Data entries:
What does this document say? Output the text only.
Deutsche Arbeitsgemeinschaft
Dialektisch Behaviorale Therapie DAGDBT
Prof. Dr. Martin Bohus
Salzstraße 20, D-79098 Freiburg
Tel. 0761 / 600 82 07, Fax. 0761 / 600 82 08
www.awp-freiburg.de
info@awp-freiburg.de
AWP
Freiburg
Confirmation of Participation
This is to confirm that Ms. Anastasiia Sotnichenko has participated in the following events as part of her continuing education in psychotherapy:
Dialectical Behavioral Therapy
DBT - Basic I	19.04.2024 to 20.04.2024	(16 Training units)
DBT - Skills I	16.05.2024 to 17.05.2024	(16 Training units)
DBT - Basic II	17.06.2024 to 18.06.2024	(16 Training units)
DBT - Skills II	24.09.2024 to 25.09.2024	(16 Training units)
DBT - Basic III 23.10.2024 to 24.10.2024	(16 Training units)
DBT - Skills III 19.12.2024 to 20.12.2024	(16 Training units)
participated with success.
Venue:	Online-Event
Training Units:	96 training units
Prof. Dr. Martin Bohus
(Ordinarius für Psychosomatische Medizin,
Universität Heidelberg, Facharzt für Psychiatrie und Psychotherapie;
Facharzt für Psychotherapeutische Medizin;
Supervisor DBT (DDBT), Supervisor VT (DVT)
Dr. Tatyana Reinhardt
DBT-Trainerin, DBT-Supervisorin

_Challenge_
Copy all lines from the listing that contain "Facharzt".

_Response to the task_
Universität Heidelberg, Facharzt für Psychiatrie und Psychotherapie;
Facharzt für Psychotherapeutische Medizin;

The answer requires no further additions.